Stated task: Extract each line containing the string "JSON".

--- Start of Input material ---

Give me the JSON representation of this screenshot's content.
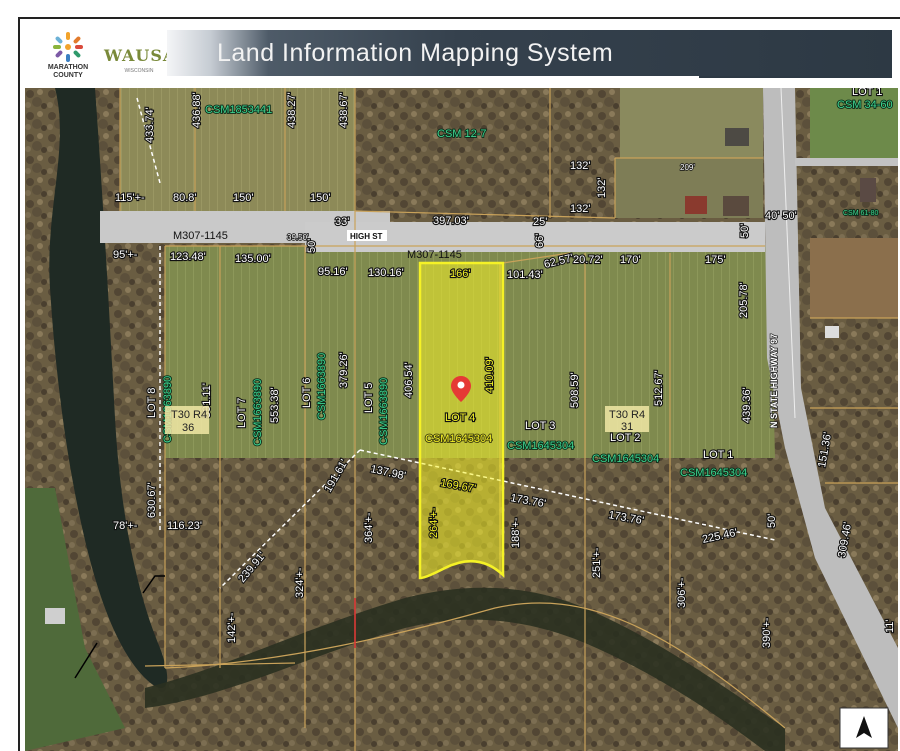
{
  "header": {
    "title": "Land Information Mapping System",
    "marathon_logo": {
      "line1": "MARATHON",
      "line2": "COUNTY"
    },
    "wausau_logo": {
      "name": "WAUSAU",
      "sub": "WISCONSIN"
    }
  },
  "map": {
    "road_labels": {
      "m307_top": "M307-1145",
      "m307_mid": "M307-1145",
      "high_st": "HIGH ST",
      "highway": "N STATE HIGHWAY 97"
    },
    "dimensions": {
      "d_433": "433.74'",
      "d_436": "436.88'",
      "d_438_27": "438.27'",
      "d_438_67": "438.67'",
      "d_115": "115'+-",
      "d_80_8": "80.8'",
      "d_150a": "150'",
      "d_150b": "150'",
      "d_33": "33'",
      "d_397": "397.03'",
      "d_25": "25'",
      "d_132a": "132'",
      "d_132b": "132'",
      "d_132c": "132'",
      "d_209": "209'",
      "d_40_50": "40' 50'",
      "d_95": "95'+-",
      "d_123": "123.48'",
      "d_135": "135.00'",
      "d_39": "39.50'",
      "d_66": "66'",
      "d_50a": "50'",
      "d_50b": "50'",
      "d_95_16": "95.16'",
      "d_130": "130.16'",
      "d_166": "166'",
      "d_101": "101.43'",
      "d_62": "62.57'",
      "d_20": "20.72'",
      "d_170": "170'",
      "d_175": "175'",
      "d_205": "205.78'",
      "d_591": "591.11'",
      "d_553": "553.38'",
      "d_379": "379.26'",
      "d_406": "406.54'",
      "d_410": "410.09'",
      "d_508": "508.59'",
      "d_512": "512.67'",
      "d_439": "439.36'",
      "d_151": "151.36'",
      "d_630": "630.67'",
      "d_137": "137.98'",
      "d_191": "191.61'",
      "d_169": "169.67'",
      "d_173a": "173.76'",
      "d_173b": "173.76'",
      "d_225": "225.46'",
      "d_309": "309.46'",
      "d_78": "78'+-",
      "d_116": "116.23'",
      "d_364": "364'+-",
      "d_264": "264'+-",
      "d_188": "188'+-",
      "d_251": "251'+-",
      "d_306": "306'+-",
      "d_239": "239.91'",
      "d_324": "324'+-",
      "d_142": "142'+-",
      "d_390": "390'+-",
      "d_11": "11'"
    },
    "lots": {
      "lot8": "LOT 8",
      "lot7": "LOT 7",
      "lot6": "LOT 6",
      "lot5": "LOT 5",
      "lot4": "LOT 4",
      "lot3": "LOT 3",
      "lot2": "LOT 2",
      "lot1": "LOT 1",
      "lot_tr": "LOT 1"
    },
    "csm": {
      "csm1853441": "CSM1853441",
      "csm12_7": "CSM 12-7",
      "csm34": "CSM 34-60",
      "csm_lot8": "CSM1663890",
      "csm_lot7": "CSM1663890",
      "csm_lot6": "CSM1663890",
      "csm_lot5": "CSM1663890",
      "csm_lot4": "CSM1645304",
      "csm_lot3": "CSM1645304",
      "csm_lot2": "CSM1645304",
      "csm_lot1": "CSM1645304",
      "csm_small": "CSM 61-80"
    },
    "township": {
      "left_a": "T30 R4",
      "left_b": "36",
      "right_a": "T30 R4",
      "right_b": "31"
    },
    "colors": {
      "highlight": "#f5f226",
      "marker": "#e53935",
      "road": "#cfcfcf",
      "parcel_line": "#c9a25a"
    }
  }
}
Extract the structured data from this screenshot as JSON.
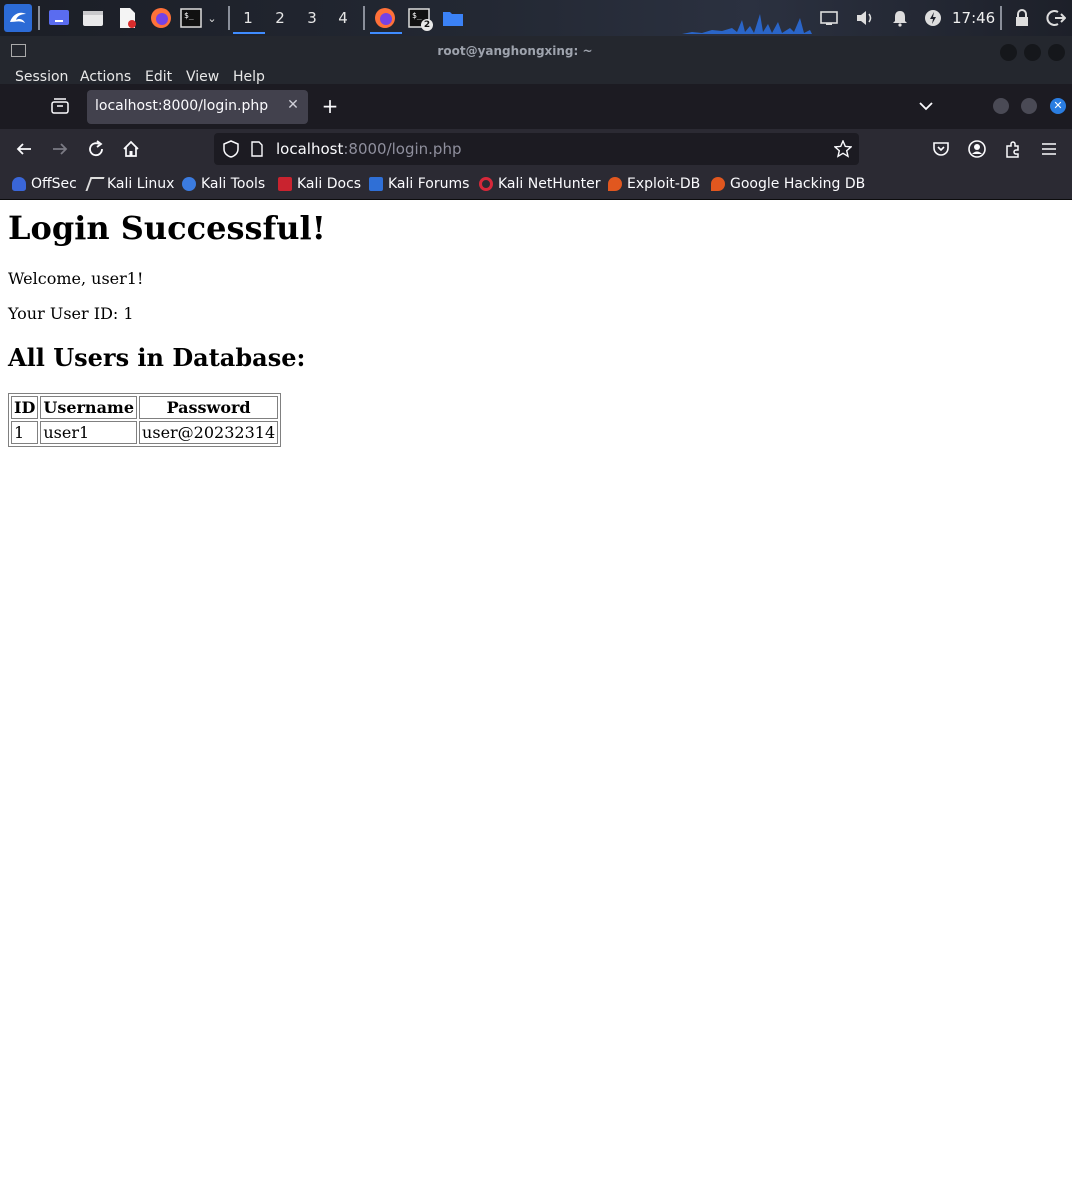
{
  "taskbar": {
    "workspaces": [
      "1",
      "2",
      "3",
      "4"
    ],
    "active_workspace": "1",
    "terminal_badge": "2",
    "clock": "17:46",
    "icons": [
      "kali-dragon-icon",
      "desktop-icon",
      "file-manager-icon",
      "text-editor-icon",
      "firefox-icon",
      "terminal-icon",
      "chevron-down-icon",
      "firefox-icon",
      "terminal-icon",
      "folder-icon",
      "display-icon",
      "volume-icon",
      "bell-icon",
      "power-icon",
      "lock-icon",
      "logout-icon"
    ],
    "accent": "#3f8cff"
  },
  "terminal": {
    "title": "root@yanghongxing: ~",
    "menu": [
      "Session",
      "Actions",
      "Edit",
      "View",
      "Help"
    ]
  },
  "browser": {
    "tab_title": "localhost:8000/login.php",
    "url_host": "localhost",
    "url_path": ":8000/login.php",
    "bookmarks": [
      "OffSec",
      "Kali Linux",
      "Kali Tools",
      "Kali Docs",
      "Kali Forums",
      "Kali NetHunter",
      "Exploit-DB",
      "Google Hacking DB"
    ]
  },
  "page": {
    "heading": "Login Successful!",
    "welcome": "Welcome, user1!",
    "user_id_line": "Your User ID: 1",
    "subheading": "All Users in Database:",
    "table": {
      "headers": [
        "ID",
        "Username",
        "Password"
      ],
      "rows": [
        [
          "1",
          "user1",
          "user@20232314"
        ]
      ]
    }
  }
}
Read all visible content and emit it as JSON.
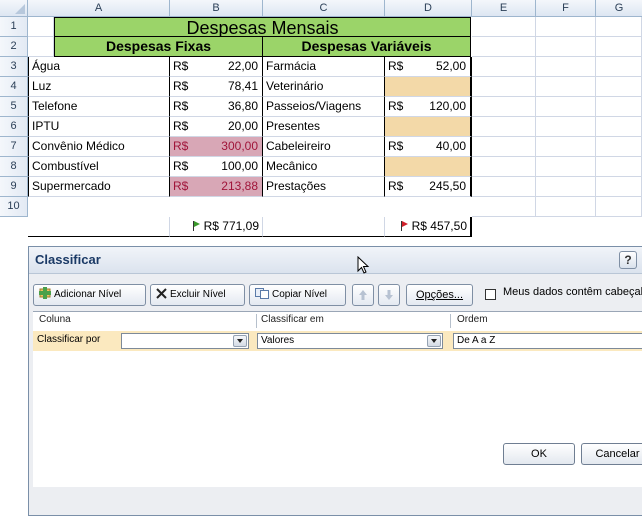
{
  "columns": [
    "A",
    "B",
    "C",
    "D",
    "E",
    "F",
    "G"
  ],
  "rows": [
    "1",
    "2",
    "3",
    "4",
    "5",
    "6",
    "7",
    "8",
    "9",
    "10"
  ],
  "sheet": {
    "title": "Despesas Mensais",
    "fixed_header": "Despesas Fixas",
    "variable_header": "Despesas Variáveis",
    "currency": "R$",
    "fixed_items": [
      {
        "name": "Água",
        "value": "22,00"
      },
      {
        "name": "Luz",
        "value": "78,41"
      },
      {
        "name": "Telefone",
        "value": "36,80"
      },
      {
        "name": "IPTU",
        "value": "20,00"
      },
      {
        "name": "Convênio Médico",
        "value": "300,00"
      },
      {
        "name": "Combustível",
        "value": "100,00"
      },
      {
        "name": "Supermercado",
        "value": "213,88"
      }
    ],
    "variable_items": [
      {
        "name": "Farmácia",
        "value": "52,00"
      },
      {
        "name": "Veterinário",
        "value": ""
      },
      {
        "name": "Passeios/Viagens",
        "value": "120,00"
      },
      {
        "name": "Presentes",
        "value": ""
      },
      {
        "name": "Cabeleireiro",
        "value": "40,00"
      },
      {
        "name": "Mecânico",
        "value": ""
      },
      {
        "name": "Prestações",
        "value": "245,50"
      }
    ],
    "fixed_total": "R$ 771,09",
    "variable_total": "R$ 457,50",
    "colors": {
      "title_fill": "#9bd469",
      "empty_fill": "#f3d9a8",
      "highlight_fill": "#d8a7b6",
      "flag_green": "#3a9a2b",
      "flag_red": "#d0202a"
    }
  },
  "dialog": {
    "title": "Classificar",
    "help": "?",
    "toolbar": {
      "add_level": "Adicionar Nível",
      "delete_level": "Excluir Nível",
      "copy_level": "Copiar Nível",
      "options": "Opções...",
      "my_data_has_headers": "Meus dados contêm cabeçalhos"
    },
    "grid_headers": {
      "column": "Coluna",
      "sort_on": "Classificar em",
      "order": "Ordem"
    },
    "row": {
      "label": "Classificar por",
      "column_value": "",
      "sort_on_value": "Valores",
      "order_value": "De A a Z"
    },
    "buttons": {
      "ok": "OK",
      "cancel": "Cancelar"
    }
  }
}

--- End of Input material ---

Solution to this problem:
Give me the JSON representation of this screenshot's content.
Extract the structured data from this screenshot as JSON.
Read all visible content and emit it as JSON.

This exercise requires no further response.